» Task to complete: Copy whichever lines contain the string "Points".

--- Begin ---

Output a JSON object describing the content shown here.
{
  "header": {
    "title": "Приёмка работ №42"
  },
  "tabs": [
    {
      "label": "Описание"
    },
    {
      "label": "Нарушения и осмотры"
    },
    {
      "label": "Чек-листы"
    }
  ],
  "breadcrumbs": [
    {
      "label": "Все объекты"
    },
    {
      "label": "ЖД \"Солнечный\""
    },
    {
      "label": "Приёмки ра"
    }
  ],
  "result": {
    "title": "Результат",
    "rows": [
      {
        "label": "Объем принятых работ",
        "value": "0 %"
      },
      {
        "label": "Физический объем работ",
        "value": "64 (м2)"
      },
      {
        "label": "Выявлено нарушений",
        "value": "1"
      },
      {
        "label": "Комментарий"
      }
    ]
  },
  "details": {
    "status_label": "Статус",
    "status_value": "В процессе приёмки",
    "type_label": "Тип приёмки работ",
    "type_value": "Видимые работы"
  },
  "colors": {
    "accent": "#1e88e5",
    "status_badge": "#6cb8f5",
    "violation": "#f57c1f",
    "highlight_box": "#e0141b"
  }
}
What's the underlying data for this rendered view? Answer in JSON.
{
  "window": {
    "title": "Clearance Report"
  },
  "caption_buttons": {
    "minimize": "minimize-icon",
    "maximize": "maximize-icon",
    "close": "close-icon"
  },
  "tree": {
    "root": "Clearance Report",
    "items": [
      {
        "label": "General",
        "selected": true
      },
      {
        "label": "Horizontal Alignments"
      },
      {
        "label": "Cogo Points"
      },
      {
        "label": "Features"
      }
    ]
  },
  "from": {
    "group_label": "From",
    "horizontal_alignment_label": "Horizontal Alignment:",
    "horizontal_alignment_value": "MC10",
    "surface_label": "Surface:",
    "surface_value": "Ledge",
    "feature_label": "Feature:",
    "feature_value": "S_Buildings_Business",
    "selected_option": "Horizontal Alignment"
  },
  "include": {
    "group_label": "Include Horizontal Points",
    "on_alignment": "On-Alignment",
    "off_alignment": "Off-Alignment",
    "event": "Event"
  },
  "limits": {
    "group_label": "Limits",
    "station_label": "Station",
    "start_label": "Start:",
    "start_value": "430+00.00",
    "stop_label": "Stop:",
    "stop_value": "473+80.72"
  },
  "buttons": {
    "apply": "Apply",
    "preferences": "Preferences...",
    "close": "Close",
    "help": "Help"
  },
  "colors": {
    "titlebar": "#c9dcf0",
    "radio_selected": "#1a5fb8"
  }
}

--- End ---

» Exercise output:
        "label": "Cogo Points"
    "group_label": "Include Horizontal Points",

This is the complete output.